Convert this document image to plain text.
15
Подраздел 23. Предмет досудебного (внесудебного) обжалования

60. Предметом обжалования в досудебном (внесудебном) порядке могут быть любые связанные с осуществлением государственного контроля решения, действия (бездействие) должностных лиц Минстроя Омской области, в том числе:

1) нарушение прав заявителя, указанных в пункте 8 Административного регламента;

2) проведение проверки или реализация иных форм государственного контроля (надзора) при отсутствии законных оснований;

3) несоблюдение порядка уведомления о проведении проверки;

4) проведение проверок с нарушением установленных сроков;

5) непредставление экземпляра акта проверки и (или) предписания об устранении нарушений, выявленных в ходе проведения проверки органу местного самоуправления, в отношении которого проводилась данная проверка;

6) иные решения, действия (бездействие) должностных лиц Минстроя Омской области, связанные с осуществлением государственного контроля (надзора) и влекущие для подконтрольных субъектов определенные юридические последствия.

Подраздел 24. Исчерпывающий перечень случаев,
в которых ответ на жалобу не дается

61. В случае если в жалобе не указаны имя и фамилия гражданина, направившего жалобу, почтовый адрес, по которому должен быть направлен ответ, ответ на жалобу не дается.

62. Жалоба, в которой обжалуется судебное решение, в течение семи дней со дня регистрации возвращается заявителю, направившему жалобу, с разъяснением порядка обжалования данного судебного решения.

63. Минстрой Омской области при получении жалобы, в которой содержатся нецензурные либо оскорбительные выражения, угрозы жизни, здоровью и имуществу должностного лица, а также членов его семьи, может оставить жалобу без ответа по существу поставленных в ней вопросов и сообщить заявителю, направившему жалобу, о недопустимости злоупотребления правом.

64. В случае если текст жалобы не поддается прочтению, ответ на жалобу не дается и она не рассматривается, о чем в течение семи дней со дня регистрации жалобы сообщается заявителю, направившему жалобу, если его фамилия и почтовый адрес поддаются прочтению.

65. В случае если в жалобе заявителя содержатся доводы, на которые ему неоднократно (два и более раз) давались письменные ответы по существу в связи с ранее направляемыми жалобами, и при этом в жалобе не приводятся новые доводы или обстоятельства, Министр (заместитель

--

Written exercise: Select the lines that carry the string "решения" and copy them.

Task output:
60. Предметом обжалования в досудебном (внесудебном) порядке могут быть любые связанные с осуществлением государственного контроля решения, действия (бездействие) должностных лиц Минстроя Омской области, в том числе:
6) иные решения, действия (бездействие) должностных лиц Минстроя Омской области, связанные с осуществлением государственного контроля (надзора) и влекущие для подконтрольных субъектов определенные юридические последствия.
62. Жалоба, в которой обжалуется судебное решение, в течение семи дней со дня регистрации возвращается заявителю, направившему жалобу, с разъяснением порядка обжалования данного судебного решения.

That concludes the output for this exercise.